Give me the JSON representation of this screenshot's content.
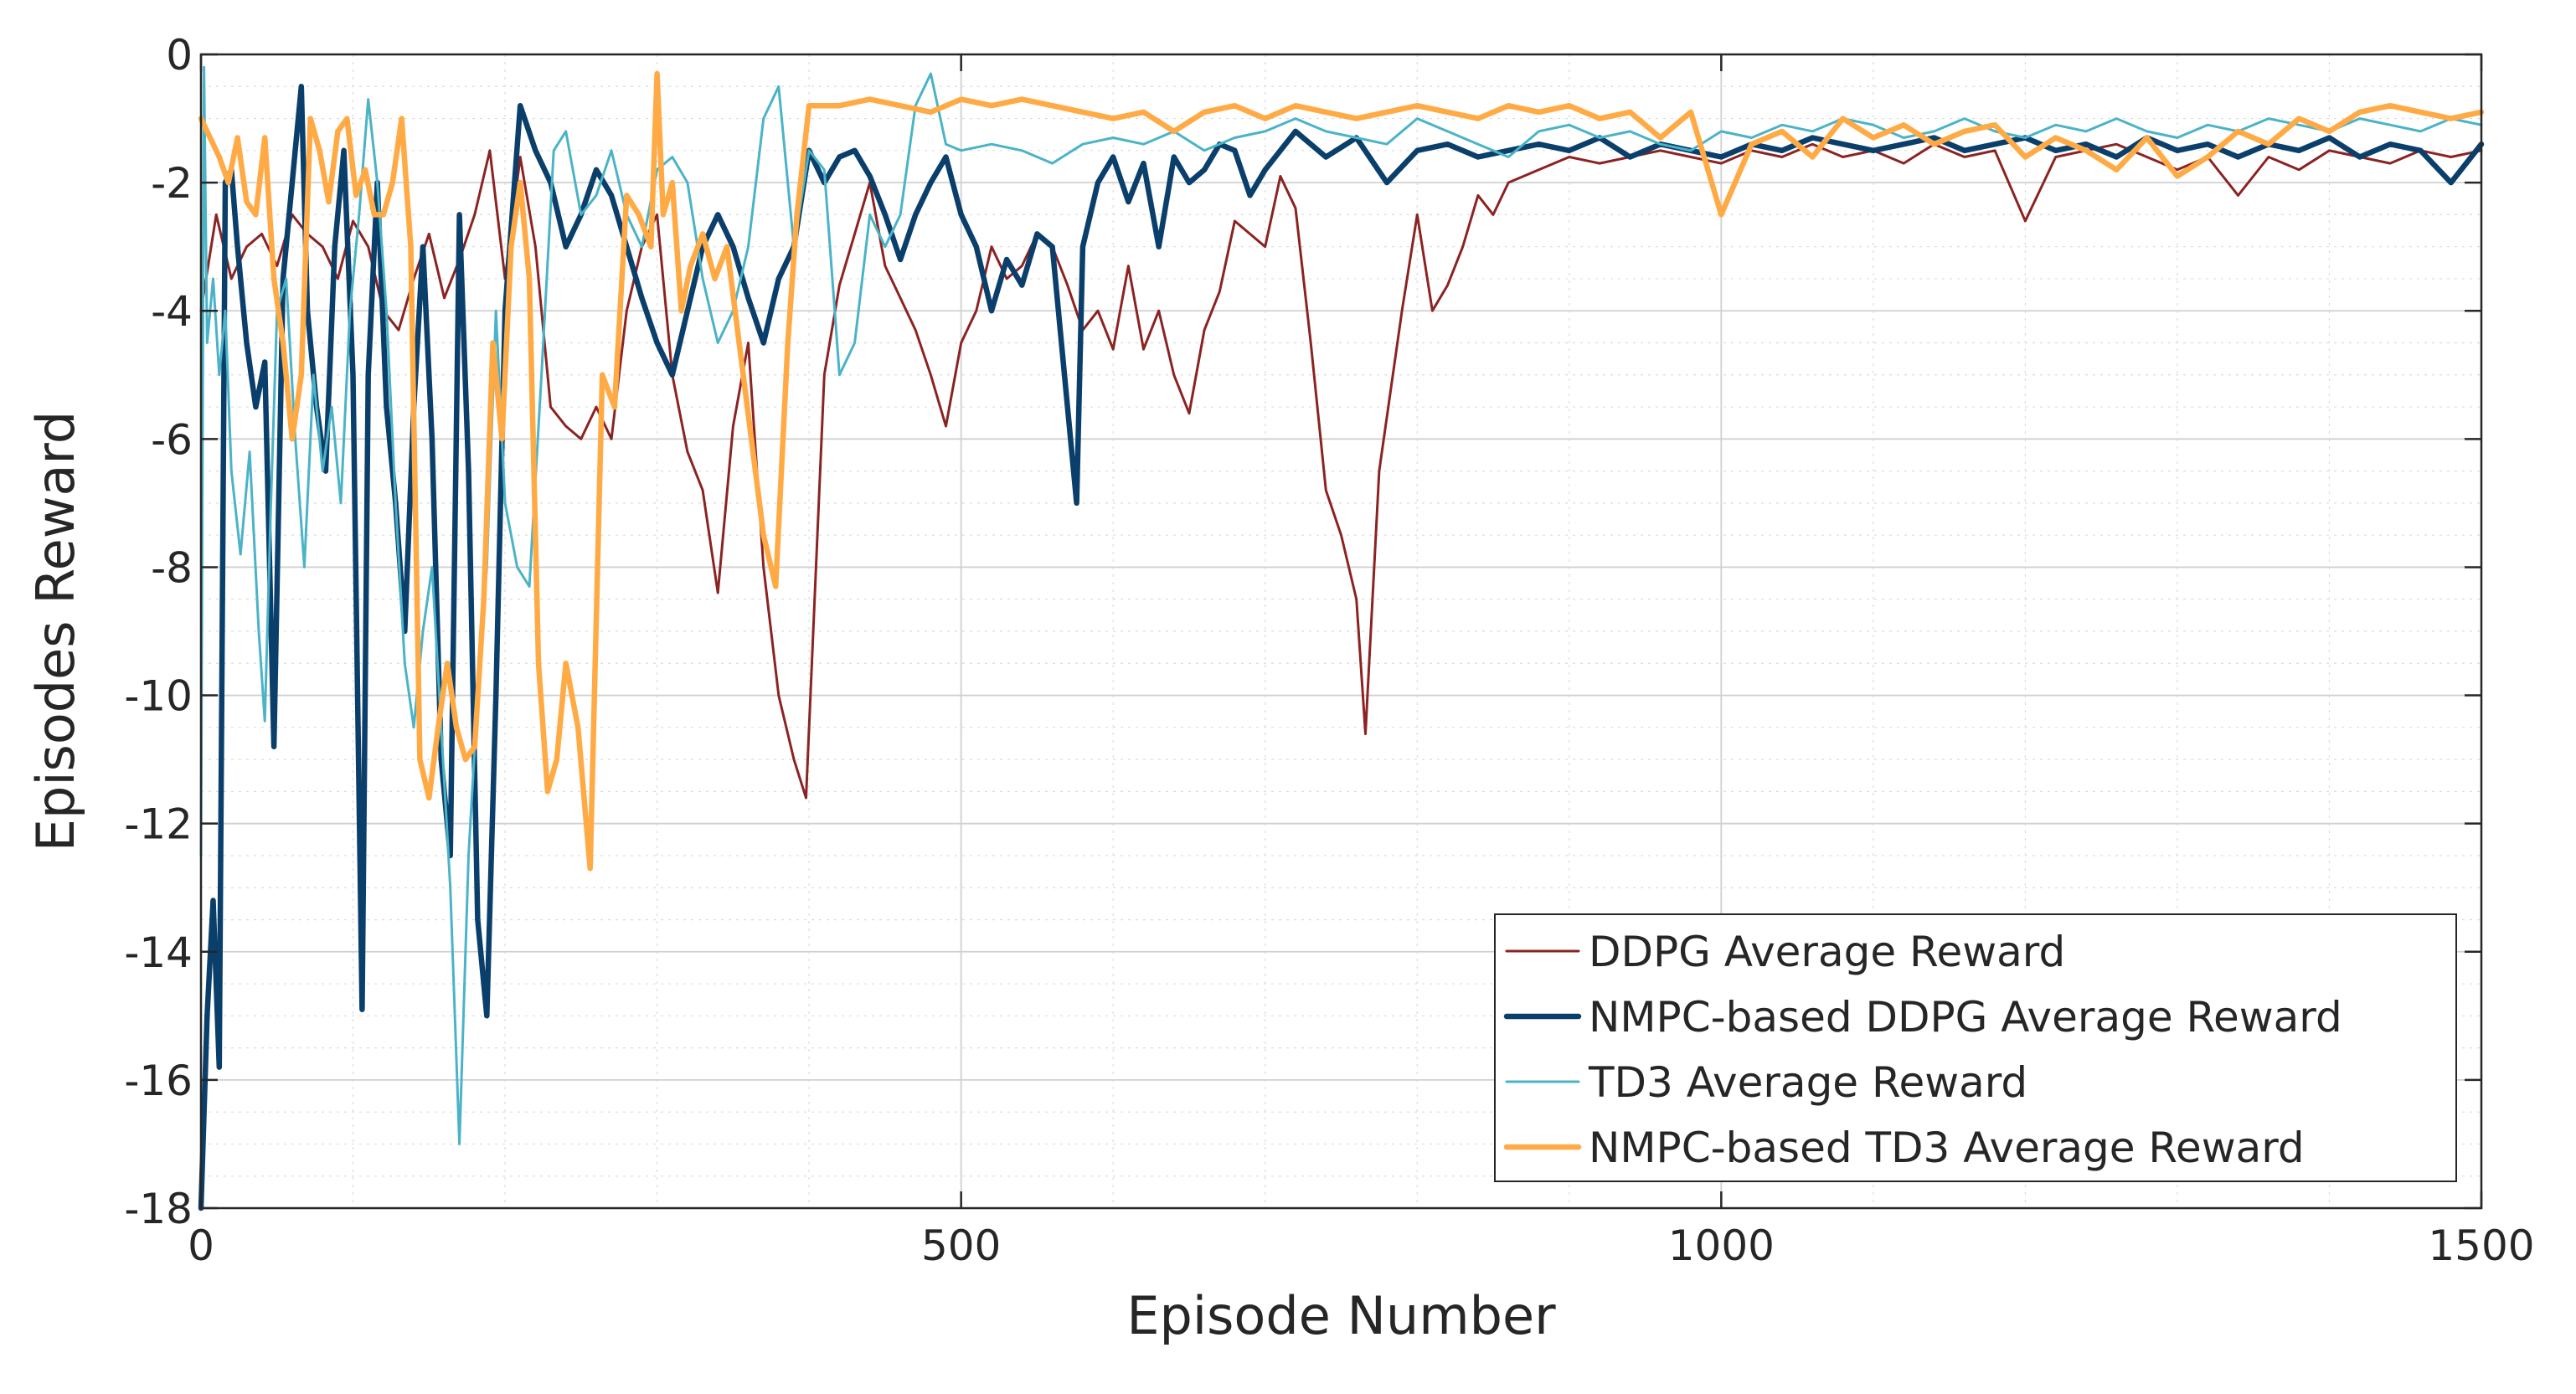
{
  "chart_data": {
    "type": "line",
    "title": "",
    "xlabel": "Episode Number",
    "ylabel": "Episodes Reward",
    "xlim": [
      0,
      1500
    ],
    "ylim": [
      -18,
      0
    ],
    "xticks": [
      0,
      500,
      1000,
      1500
    ],
    "yticks": [
      0,
      -2,
      -4,
      -6,
      -8,
      -10,
      -12,
      -14,
      -16,
      -18
    ],
    "xtick_labels": [
      "0",
      "500",
      "1000",
      "1500"
    ],
    "ytick_labels": [
      "0",
      "-2",
      "-4",
      "-6",
      "-8",
      "-10",
      "-12",
      "-14",
      "-16",
      "-18"
    ],
    "grid": true,
    "minor_grid": true,
    "legend_position": "bottom-right",
    "series": [
      {
        "name": "DDPG Average Reward",
        "color": "#8B2323",
        "width": "thin",
        "x": [
          0,
          10,
          20,
          30,
          40,
          50,
          60,
          70,
          80,
          90,
          100,
          110,
          120,
          130,
          140,
          150,
          160,
          170,
          180,
          190,
          200,
          210,
          220,
          230,
          240,
          250,
          260,
          270,
          280,
          290,
          300,
          310,
          320,
          330,
          340,
          350,
          360,
          370,
          380,
          390,
          398,
          410,
          420,
          430,
          440,
          450,
          460,
          470,
          480,
          490,
          500,
          510,
          520,
          530,
          540,
          550,
          560,
          570,
          580,
          590,
          600,
          610,
          620,
          630,
          640,
          650,
          660,
          670,
          680,
          690,
          700,
          710,
          720,
          730,
          740,
          750,
          760,
          766,
          775,
          790,
          800,
          810,
          820,
          830,
          840,
          850,
          860,
          880,
          900,
          920,
          940,
          960,
          980,
          1000,
          1020,
          1040,
          1060,
          1080,
          1100,
          1120,
          1140,
          1160,
          1180,
          1200,
          1220,
          1240,
          1260,
          1280,
          1300,
          1320,
          1340,
          1360,
          1380,
          1400,
          1420,
          1440,
          1460,
          1480,
          1500
        ],
        "values": [
          -4.0,
          -2.5,
          -3.5,
          -3.0,
          -2.8,
          -3.3,
          -2.5,
          -2.8,
          -3.0,
          -3.5,
          -2.6,
          -3.0,
          -4.0,
          -4.3,
          -3.5,
          -2.8,
          -3.8,
          -3.2,
          -2.5,
          -1.5,
          -3.5,
          -1.6,
          -3.0,
          -5.5,
          -5.8,
          -6.0,
          -5.5,
          -6.0,
          -4.0,
          -3.0,
          -2.5,
          -5.0,
          -6.2,
          -6.8,
          -8.4,
          -5.8,
          -4.5,
          -8.0,
          -10.0,
          -11.0,
          -11.6,
          -5.0,
          -3.6,
          -2.8,
          -2.0,
          -3.3,
          -3.8,
          -4.3,
          -5.0,
          -5.8,
          -4.5,
          -4.0,
          -3.0,
          -3.5,
          -3.3,
          -2.8,
          -3.0,
          -3.6,
          -4.3,
          -4.0,
          -4.6,
          -3.3,
          -4.6,
          -4.0,
          -5.0,
          -5.6,
          -4.3,
          -3.7,
          -2.6,
          -2.8,
          -3.0,
          -1.9,
          -2.4,
          -4.5,
          -6.8,
          -7.5,
          -8.5,
          -10.6,
          -6.5,
          -4.0,
          -2.5,
          -4.0,
          -3.6,
          -3.0,
          -2.2,
          -2.5,
          -2.0,
          -1.8,
          -1.6,
          -1.7,
          -1.6,
          -1.5,
          -1.6,
          -1.7,
          -1.5,
          -1.6,
          -1.4,
          -1.6,
          -1.5,
          -1.7,
          -1.4,
          -1.6,
          -1.5,
          -2.6,
          -1.6,
          -1.5,
          -1.4,
          -1.6,
          -1.8,
          -1.6,
          -2.2,
          -1.6,
          -1.8,
          -1.5,
          -1.6,
          -1.7,
          -1.5,
          -1.6,
          -1.5
        ]
      },
      {
        "name": "NMPC-based DDPG Average Reward",
        "color": "#0B3F6B",
        "width": "thick",
        "x": [
          0,
          4,
          8,
          12,
          16,
          20,
          24,
          30,
          36,
          42,
          48,
          54,
          60,
          66,
          70,
          76,
          82,
          88,
          94,
          100,
          106,
          110,
          116,
          122,
          128,
          134,
          140,
          146,
          152,
          158,
          164,
          170,
          176,
          182,
          188,
          194,
          200,
          210,
          220,
          230,
          240,
          250,
          260,
          270,
          280,
          290,
          300,
          310,
          320,
          330,
          340,
          350,
          360,
          370,
          380,
          390,
          400,
          410,
          420,
          430,
          440,
          450,
          460,
          470,
          480,
          490,
          500,
          510,
          520,
          530,
          540,
          550,
          560,
          570,
          576,
          580,
          590,
          600,
          610,
          620,
          630,
          640,
          650,
          660,
          670,
          680,
          690,
          700,
          720,
          740,
          760,
          780,
          800,
          820,
          840,
          860,
          880,
          900,
          920,
          940,
          960,
          980,
          1000,
          1020,
          1040,
          1060,
          1080,
          1100,
          1120,
          1140,
          1160,
          1180,
          1200,
          1220,
          1240,
          1260,
          1280,
          1300,
          1320,
          1340,
          1360,
          1380,
          1400,
          1420,
          1440,
          1460,
          1480,
          1500
        ],
        "values": [
          -18.0,
          -15.0,
          -13.2,
          -15.8,
          -2.0,
          -1.8,
          -3.0,
          -4.5,
          -5.5,
          -4.8,
          -10.8,
          -3.5,
          -2.0,
          -0.5,
          -4.0,
          -5.5,
          -6.5,
          -3.0,
          -1.5,
          -5.0,
          -14.9,
          -5.0,
          -2.0,
          -5.5,
          -7.0,
          -9.0,
          -5.5,
          -3.0,
          -6.0,
          -11.0,
          -12.5,
          -2.5,
          -6.5,
          -13.5,
          -15.0,
          -10.0,
          -4.0,
          -0.8,
          -1.5,
          -2.0,
          -3.0,
          -2.5,
          -1.8,
          -2.2,
          -3.0,
          -3.8,
          -4.5,
          -5.0,
          -4.0,
          -3.0,
          -2.5,
          -3.0,
          -3.8,
          -4.5,
          -3.5,
          -3.0,
          -1.5,
          -2.0,
          -1.6,
          -1.5,
          -1.9,
          -2.5,
          -3.2,
          -2.5,
          -2.0,
          -1.6,
          -2.5,
          -3.0,
          -4.0,
          -3.2,
          -3.6,
          -2.8,
          -3.0,
          -5.5,
          -7.0,
          -3.0,
          -2.0,
          -1.6,
          -2.3,
          -1.7,
          -3.0,
          -1.6,
          -2.0,
          -1.8,
          -1.4,
          -1.5,
          -2.2,
          -1.8,
          -1.2,
          -1.6,
          -1.3,
          -2.0,
          -1.5,
          -1.4,
          -1.6,
          -1.5,
          -1.4,
          -1.5,
          -1.3,
          -1.6,
          -1.4,
          -1.5,
          -1.6,
          -1.4,
          -1.5,
          -1.3,
          -1.4,
          -1.5,
          -1.4,
          -1.3,
          -1.5,
          -1.4,
          -1.3,
          -1.5,
          -1.4,
          -1.6,
          -1.3,
          -1.5,
          -1.4,
          -1.6,
          -1.4,
          -1.5,
          -1.3,
          -1.6,
          -1.4,
          -1.5,
          -2.0,
          -1.4
        ]
      },
      {
        "name": "TD3 Average Reward",
        "color": "#4BB3C8",
        "width": "thin",
        "x": [
          0,
          2,
          4,
          8,
          12,
          16,
          20,
          26,
          32,
          38,
          42,
          46,
          50,
          56,
          62,
          68,
          74,
          80,
          86,
          92,
          98,
          104,
          110,
          116,
          122,
          128,
          134,
          140,
          146,
          152,
          158,
          164,
          170,
          176,
          182,
          188,
          194,
          200,
          208,
          216,
          224,
          232,
          240,
          250,
          260,
          270,
          280,
          290,
          300,
          310,
          320,
          330,
          340,
          350,
          360,
          370,
          380,
          390,
          400,
          410,
          420,
          430,
          440,
          450,
          460,
          470,
          480,
          490,
          500,
          520,
          540,
          560,
          580,
          600,
          620,
          640,
          660,
          680,
          700,
          720,
          740,
          760,
          780,
          800,
          820,
          840,
          860,
          880,
          900,
          920,
          940,
          960,
          980,
          1000,
          1020,
          1040,
          1060,
          1080,
          1100,
          1120,
          1140,
          1160,
          1180,
          1200,
          1220,
          1240,
          1260,
          1280,
          1300,
          1320,
          1340,
          1360,
          1380,
          1400,
          1420,
          1440,
          1460,
          1480,
          1500
        ],
        "values": [
          -12.5,
          -0.2,
          -4.5,
          -3.5,
          -5.0,
          -4.0,
          -6.5,
          -7.8,
          -6.2,
          -9.0,
          -10.4,
          -7.0,
          -4.0,
          -3.5,
          -6.0,
          -8.0,
          -5.0,
          -6.5,
          -5.5,
          -7.0,
          -4.0,
          -2.5,
          -0.7,
          -2.0,
          -4.0,
          -7.0,
          -9.5,
          -10.5,
          -9.0,
          -8.0,
          -10.5,
          -13.0,
          -17.0,
          -12.5,
          -10.0,
          -8.0,
          -4.0,
          -7.0,
          -8.0,
          -8.3,
          -5.0,
          -1.5,
          -1.2,
          -2.5,
          -2.2,
          -1.5,
          -2.5,
          -3.0,
          -1.8,
          -1.6,
          -2.0,
          -3.5,
          -4.5,
          -4.0,
          -3.0,
          -1.0,
          -0.5,
          -3.0,
          -1.5,
          -1.8,
          -5.0,
          -4.5,
          -2.5,
          -3.0,
          -2.5,
          -0.8,
          -0.3,
          -1.4,
          -1.5,
          -1.4,
          -1.5,
          -1.7,
          -1.4,
          -1.3,
          -1.4,
          -1.2,
          -1.5,
          -1.3,
          -1.2,
          -1.0,
          -1.2,
          -1.3,
          -1.4,
          -1.0,
          -1.2,
          -1.4,
          -1.6,
          -1.2,
          -1.1,
          -1.3,
          -1.2,
          -1.4,
          -1.5,
          -1.2,
          -1.3,
          -1.1,
          -1.2,
          -1.0,
          -1.1,
          -1.3,
          -1.2,
          -1.0,
          -1.2,
          -1.3,
          -1.1,
          -1.2,
          -1.0,
          -1.2,
          -1.3,
          -1.1,
          -1.2,
          -1.0,
          -1.1,
          -1.2,
          -1.0,
          -1.1,
          -1.2,
          -1.0,
          -1.1
        ]
      },
      {
        "name": "NMPC-based TD3 Average Reward",
        "color": "#FFAA44",
        "width": "thick",
        "x": [
          0,
          6,
          12,
          18,
          24,
          30,
          36,
          42,
          48,
          54,
          60,
          66,
          72,
          78,
          84,
          90,
          96,
          102,
          108,
          114,
          120,
          126,
          132,
          138,
          144,
          150,
          156,
          162,
          168,
          174,
          180,
          186,
          192,
          198,
          204,
          210,
          216,
          222,
          228,
          234,
          240,
          248,
          256,
          264,
          272,
          280,
          288,
          296,
          300,
          304,
          310,
          316,
          322,
          330,
          338,
          346,
          354,
          362,
          370,
          378,
          386,
          392,
          400,
          420,
          440,
          460,
          480,
          500,
          520,
          540,
          560,
          580,
          600,
          620,
          640,
          660,
          680,
          700,
          720,
          740,
          760,
          780,
          800,
          820,
          840,
          860,
          880,
          900,
          920,
          940,
          960,
          980,
          1000,
          1020,
          1040,
          1060,
          1080,
          1100,
          1120,
          1140,
          1160,
          1180,
          1200,
          1220,
          1240,
          1260,
          1280,
          1300,
          1320,
          1340,
          1360,
          1380,
          1400,
          1420,
          1440,
          1460,
          1480,
          1500
        ],
        "values": [
          -1.0,
          -1.3,
          -1.6,
          -2.0,
          -1.3,
          -2.3,
          -2.5,
          -1.3,
          -3.5,
          -4.5,
          -6.0,
          -5.0,
          -1.0,
          -1.5,
          -2.3,
          -1.2,
          -1.0,
          -2.2,
          -1.8,
          -2.5,
          -2.5,
          -2.0,
          -1.0,
          -3.0,
          -11.0,
          -11.6,
          -10.5,
          -9.5,
          -10.5,
          -11.0,
          -10.8,
          -8.5,
          -4.5,
          -6.0,
          -3.0,
          -2.0,
          -3.5,
          -9.5,
          -11.5,
          -11.0,
          -9.5,
          -10.5,
          -12.7,
          -5.0,
          -5.5,
          -2.2,
          -2.5,
          -3.0,
          -0.3,
          -2.5,
          -2.0,
          -4.0,
          -3.3,
          -2.8,
          -3.5,
          -3.0,
          -4.5,
          -6.0,
          -7.5,
          -8.3,
          -4.5,
          -2.5,
          -0.8,
          -0.8,
          -0.7,
          -0.8,
          -0.9,
          -0.7,
          -0.8,
          -0.7,
          -0.8,
          -0.9,
          -1.0,
          -0.9,
          -1.2,
          -0.9,
          -0.8,
          -1.0,
          -0.8,
          -0.9,
          -1.0,
          -0.9,
          -0.8,
          -0.9,
          -1.0,
          -0.8,
          -0.9,
          -0.8,
          -1.0,
          -0.9,
          -1.3,
          -0.9,
          -2.5,
          -1.4,
          -1.2,
          -1.6,
          -1.0,
          -1.3,
          -1.1,
          -1.4,
          -1.2,
          -1.1,
          -1.6,
          -1.3,
          -1.5,
          -1.8,
          -1.3,
          -1.9,
          -1.6,
          -1.2,
          -1.4,
          -1.0,
          -1.2,
          -0.9,
          -0.8,
          -0.9,
          -1.0,
          -0.9
        ]
      }
    ]
  }
}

:::

-- Problem --
Show all lines in the entries above where the string "name" appears.

-- Written answer --
        "name": "DDPG Average Reward",
        "name": "NMPC-based DDPG Average Reward",
        "name": "TD3 Average Reward",
        "name": "NMPC-based TD3 Average Reward",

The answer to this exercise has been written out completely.